WHAT NEEDS TO BE DONE »
Count the lines of the data below that contain the string "axis", treating uppercase and lowercase as different, and give only the number.

*-*-*

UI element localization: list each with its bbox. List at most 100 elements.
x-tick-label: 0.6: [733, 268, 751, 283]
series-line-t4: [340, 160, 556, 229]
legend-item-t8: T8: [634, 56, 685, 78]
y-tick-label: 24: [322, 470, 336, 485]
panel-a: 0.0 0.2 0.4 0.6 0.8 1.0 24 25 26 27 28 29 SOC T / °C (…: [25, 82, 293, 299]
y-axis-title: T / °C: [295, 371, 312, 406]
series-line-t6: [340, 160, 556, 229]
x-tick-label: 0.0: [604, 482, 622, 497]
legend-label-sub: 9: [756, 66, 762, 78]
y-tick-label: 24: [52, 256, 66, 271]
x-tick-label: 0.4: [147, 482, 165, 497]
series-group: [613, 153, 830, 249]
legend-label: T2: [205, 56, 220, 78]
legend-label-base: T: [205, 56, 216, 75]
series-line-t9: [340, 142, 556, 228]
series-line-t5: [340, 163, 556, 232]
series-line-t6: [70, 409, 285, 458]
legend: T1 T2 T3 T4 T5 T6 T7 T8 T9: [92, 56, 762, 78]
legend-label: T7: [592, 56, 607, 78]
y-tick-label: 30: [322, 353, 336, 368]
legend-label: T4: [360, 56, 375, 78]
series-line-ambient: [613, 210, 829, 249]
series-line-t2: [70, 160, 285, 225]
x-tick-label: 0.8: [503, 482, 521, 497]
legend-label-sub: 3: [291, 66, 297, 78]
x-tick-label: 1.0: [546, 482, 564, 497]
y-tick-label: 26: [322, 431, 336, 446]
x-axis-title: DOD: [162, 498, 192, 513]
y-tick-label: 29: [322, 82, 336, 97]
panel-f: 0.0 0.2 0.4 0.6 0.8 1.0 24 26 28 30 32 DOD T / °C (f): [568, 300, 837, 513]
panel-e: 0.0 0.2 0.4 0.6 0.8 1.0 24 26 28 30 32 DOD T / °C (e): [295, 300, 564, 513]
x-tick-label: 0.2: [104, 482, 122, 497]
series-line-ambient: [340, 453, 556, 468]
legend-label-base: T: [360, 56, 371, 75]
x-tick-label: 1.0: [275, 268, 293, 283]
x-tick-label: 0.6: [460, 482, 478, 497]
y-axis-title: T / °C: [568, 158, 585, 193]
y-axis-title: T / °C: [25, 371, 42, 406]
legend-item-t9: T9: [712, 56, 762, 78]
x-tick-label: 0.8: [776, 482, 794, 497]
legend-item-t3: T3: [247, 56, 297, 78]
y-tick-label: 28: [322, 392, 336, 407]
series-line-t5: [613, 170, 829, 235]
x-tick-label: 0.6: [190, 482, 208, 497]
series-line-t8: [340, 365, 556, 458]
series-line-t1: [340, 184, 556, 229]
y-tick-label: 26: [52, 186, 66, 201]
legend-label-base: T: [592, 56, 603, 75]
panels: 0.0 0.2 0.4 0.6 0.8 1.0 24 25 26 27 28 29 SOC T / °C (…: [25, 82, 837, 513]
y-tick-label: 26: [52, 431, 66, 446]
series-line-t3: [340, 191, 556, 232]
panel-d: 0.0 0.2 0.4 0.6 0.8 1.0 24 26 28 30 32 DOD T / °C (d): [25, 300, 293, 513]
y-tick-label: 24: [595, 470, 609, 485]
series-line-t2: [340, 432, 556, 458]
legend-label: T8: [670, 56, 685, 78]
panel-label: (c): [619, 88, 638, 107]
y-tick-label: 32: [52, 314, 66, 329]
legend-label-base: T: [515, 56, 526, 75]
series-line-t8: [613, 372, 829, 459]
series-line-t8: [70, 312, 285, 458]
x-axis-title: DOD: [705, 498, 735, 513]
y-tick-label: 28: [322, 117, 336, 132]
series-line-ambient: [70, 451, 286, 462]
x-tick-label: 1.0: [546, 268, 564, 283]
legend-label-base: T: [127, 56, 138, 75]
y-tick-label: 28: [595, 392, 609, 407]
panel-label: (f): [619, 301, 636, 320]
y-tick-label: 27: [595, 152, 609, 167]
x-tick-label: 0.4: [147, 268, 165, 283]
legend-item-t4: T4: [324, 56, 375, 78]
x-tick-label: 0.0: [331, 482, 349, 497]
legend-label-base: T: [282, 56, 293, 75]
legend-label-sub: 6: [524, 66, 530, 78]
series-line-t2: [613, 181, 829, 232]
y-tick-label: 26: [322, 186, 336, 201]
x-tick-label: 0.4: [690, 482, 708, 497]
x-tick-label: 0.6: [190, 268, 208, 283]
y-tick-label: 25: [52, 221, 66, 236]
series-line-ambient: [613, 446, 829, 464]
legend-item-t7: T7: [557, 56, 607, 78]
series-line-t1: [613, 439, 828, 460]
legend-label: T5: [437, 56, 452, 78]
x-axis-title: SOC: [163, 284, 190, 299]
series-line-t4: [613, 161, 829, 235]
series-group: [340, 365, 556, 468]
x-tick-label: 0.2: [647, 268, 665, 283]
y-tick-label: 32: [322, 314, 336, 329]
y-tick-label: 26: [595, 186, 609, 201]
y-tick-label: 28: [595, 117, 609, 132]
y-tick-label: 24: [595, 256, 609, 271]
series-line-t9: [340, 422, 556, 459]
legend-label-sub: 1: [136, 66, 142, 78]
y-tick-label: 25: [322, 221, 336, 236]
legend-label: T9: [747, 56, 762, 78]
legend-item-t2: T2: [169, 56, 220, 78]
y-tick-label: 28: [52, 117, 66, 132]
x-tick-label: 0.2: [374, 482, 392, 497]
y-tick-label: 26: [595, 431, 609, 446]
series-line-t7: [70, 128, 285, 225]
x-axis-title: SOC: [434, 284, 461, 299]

*-*-*

CORRECT RESULT »
7